--- GIVEN EXERCISE ---
Search the data below for "Линия"; list each line that holds it.

======== MATERIALS PROVIDED ========

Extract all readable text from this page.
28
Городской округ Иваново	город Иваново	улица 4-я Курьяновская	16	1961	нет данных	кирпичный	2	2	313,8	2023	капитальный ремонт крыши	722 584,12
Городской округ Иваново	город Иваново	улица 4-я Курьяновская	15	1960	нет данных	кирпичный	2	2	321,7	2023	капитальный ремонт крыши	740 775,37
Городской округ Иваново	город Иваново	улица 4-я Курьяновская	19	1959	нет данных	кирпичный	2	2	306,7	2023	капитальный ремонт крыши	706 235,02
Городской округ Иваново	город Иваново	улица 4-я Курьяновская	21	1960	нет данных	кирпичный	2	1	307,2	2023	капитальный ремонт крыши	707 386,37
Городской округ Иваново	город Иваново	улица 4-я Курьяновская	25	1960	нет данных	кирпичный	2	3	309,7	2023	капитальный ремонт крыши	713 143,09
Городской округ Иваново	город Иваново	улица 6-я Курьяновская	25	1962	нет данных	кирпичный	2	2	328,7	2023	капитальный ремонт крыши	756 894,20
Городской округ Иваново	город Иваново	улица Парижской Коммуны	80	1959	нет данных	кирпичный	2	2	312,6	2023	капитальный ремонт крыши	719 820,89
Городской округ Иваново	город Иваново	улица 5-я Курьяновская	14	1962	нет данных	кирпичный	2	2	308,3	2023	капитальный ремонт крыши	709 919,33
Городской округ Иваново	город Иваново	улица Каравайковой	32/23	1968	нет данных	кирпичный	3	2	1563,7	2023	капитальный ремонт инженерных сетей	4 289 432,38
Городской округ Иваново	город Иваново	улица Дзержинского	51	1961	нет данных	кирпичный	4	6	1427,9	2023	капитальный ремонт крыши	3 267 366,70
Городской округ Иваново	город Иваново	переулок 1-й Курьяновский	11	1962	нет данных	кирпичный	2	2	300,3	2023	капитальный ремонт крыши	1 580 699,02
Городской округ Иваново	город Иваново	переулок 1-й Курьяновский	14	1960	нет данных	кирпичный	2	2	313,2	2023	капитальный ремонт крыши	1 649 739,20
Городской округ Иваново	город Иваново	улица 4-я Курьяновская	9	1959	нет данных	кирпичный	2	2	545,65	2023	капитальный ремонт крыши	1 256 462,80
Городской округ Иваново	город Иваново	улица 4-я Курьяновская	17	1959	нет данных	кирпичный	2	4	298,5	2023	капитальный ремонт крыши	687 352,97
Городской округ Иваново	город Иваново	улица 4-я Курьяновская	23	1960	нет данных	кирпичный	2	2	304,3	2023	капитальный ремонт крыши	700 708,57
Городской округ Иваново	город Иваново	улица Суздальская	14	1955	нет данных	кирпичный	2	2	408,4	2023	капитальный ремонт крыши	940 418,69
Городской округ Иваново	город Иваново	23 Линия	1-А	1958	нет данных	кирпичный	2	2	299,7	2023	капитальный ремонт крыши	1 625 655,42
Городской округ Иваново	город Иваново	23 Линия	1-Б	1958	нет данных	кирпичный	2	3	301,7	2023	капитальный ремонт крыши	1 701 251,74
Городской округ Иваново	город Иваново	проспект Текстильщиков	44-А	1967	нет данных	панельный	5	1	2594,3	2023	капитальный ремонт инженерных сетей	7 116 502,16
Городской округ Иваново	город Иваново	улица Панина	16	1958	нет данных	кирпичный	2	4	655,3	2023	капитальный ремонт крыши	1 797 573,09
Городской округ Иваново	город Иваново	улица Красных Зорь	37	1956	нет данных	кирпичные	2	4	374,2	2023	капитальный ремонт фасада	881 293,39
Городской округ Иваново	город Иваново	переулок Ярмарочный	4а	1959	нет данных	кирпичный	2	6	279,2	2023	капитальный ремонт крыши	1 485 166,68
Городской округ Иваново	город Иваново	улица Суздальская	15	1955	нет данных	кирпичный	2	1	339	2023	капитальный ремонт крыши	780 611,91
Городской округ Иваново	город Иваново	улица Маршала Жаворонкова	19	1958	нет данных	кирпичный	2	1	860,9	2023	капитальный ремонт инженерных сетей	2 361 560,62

========

--- WRITTEN RESPONSE ---
Городской округ Иваново	город Иваново	23 Линия	1-А	1958	нет данных	кирпичный	2	2	299,7	2023	капитальный ремонт крыши	1 625 655,42
Городской округ Иваново	город Иваново	23 Линия	1-Б	1958	нет данных	кирпичный	2	3	301,7	2023	капитальный ремонт крыши	1 701 251,74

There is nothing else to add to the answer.